# [TO DO]
In the data below, how many lines contain the string "nostalgia"? Give only the number.

# [MATERIAL PROVIDED]
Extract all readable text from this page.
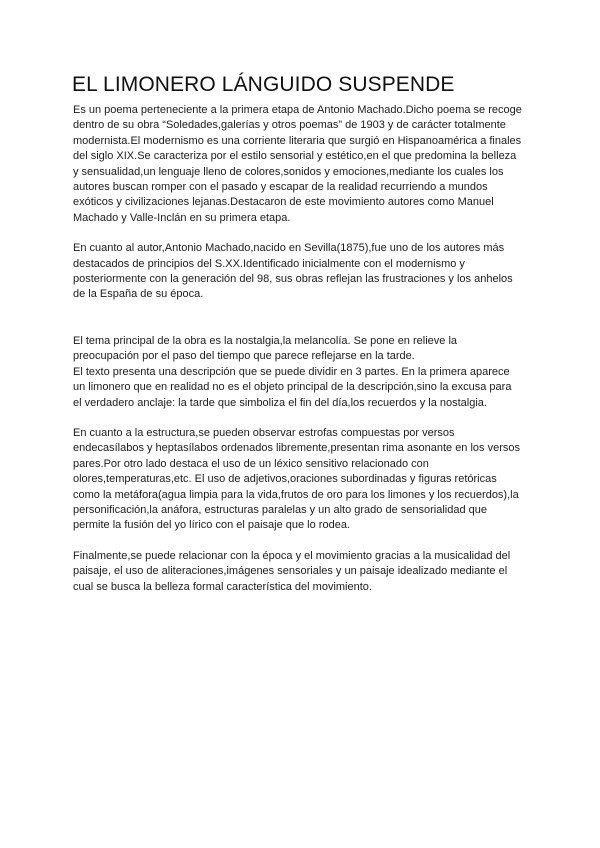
EL LIMONERO LÁNGUIDO SUSPENDE

Es un poema perteneciente a la primera etapa de Antonio Machado.Dicho poema se recoge dentro de su obra “Soledades,galerías y otros poemas” de 1903 y de carácter totalmente modernista.El modernismo es una corriente literaria que surgió en Hispanoamérica a finales del siglo XIX.Se caracteriza por el estilo sensorial y estético,en el que predomina la belleza y sensualidad,un lenguaje lleno de colores,sonidos y emociones,mediante los cuales los autores buscan romper con el pasado y escapar de la realidad recurriendo a mundos exóticos y civilizaciones lejanas.Destacaron de este movimiento autores como Manuel Machado y Valle-Inclán en su primera etapa.

En cuanto al autor,Antonio Machado,nacido en Sevilla(1875),fue uno de los autores más destacados de principios del S.XX.Identificado inicialmente con el modernismo y posteriormente con la generación del 98, sus obras reflejan las frustraciones y los anhelos de la España de su época.

El tema principal de la obra es la nostalgia,la melancolía. Se pone en relieve la preocupación por el paso del tiempo que parece reflejarse en la tarde.

El texto presenta una descripción que se puede dividir en 3 partes. En la primera aparece un limonero que en realidad no es el objeto principal de la descripción,sino la excusa para el verdadero anclaje: la tarde que simboliza el fin del día,los recuerdos y la nostalgia.

En cuanto a la estructura,se pueden observar estrofas compuestas por versos endecasílabos y heptasílabos ordenados libremente,presentan rima asonante en los versos pares.Por otro lado destaca el uso de un léxico sensitivo relacionado con olores,temperaturas,etc. El uso de adjetivos,oraciones subordinadas y figuras retóricas como la metáfora(agua limpia para la vida,frutos de oro para los limones y los recuerdos),la personificación,la anáfora, estructuras paralelas y un alto grado de sensorialidad que permite la fusión del yo lírico con el paisaje que lo rodea.

Finalmente,se puede relacionar con la época y el movimiento gracias a la musicalidad del paisaje, el uso de aliteraciones,imágenes sensoriales y un paisaje idealizado mediante el cual se busca la belleza formal característica del movimiento.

# [EXPECTED OUTPUT]
2